■ WHAT IS REQUIRED ■
From the entries below, copy every line that holds the word "Глава".

■ INPUT DATA ■
^^^^
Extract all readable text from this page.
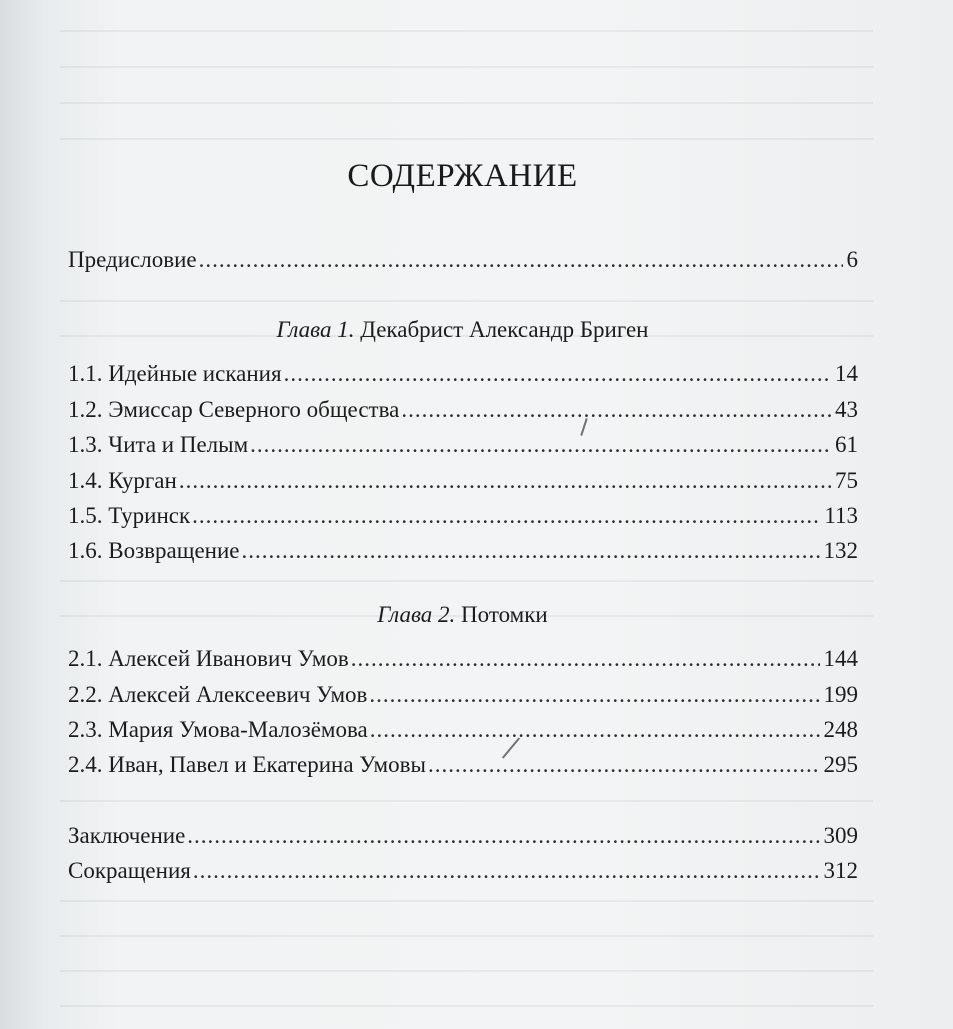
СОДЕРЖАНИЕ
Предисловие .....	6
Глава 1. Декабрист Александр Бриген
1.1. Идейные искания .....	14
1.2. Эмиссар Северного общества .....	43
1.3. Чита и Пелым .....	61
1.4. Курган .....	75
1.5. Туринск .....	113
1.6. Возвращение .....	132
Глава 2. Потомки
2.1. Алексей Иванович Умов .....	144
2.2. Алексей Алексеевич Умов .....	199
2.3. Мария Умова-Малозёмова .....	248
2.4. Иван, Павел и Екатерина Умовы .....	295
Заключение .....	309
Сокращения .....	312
^^^^
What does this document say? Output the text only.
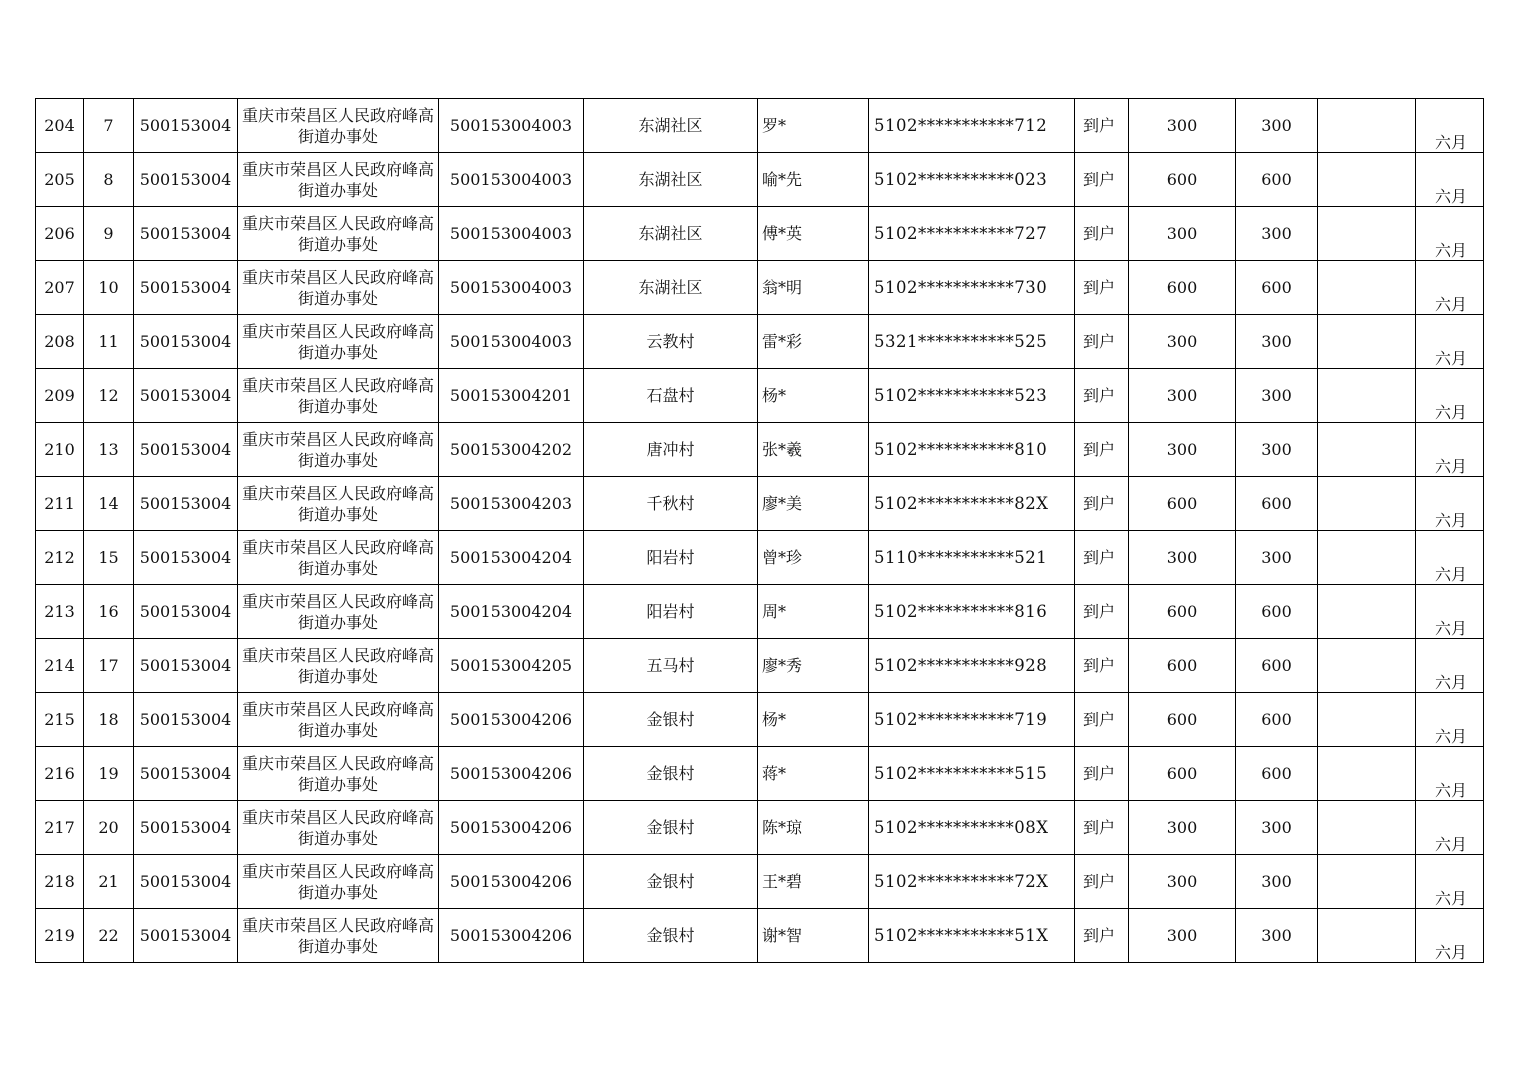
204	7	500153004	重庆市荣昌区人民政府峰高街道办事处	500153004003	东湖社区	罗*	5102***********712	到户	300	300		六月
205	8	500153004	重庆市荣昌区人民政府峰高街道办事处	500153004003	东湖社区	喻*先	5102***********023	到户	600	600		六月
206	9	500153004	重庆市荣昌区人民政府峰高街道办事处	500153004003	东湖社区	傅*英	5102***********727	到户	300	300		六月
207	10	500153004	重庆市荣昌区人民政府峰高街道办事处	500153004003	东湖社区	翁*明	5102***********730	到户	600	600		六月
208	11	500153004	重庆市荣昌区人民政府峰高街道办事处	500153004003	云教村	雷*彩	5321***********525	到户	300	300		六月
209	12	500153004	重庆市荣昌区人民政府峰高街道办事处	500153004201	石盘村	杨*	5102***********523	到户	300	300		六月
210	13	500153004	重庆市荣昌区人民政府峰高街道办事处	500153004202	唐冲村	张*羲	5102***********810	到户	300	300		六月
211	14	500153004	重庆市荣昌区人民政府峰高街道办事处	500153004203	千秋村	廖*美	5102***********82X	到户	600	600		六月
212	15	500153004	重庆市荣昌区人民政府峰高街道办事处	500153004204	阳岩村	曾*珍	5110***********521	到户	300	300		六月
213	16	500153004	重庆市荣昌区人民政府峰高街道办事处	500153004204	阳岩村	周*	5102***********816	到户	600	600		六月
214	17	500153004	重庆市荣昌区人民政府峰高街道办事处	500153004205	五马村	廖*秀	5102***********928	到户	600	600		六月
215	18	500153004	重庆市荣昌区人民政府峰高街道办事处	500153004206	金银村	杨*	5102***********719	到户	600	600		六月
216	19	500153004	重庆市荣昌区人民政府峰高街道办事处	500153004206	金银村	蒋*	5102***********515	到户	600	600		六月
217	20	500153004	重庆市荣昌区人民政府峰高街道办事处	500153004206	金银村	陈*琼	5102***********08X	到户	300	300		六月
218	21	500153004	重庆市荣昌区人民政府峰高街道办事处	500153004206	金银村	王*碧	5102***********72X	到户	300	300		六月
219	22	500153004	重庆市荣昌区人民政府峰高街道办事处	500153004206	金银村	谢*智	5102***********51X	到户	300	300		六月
^^^^
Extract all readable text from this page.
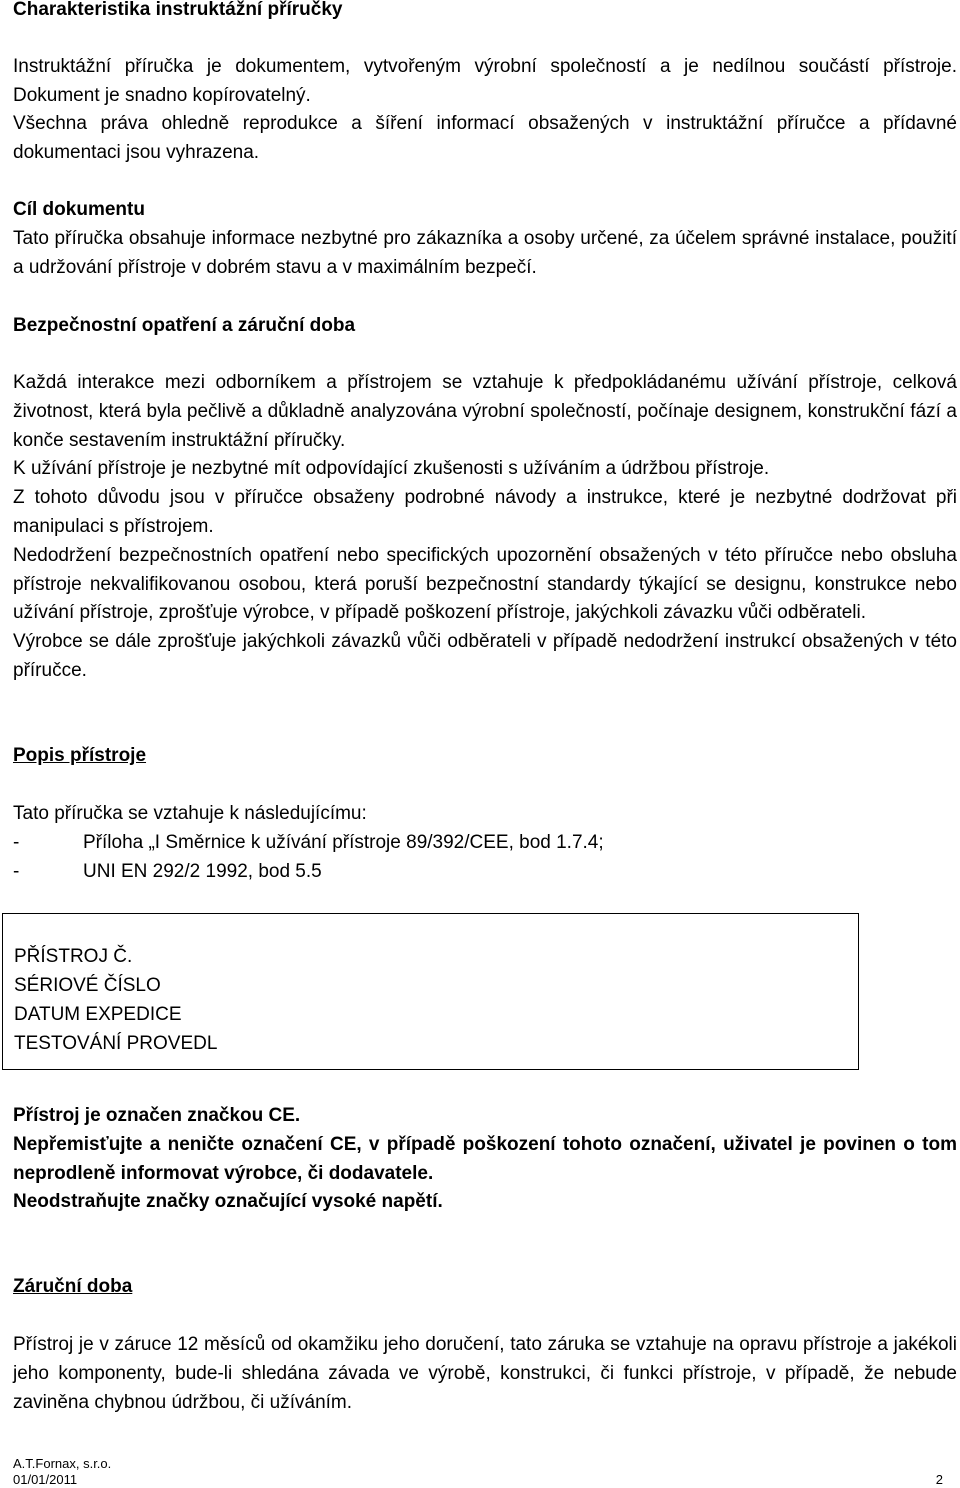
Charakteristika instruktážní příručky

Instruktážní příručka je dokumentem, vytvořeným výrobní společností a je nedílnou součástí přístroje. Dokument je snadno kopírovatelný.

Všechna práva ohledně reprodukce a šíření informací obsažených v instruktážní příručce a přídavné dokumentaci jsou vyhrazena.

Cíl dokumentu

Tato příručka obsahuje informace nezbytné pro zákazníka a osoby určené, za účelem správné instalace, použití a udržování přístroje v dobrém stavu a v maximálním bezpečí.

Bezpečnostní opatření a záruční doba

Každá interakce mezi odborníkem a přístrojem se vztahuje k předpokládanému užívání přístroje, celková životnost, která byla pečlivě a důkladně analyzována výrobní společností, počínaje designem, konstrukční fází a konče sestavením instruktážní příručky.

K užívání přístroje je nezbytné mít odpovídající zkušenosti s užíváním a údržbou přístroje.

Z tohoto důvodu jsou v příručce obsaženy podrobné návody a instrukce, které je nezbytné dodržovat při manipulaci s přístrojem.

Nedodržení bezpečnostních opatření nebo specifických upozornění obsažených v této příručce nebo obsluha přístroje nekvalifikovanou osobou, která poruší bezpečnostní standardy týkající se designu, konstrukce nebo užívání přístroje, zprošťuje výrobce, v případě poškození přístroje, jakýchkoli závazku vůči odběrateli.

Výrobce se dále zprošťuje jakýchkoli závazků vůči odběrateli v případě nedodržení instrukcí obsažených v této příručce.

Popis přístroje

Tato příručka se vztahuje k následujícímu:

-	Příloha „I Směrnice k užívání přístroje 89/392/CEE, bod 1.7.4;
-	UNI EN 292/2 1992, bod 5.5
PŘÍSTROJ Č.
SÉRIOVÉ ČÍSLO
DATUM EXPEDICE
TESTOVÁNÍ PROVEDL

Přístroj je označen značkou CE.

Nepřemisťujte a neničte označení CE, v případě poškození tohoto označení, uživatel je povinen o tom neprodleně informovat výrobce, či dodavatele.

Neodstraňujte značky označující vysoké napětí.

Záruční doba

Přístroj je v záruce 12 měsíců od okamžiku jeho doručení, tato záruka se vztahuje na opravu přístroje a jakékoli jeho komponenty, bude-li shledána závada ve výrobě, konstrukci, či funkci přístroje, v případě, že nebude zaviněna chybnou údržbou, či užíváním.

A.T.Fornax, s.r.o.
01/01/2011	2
^^^^
■ THE RESPONSE ■
Глава 1. Декабрист Александр Бриген
Глава 2. Потомки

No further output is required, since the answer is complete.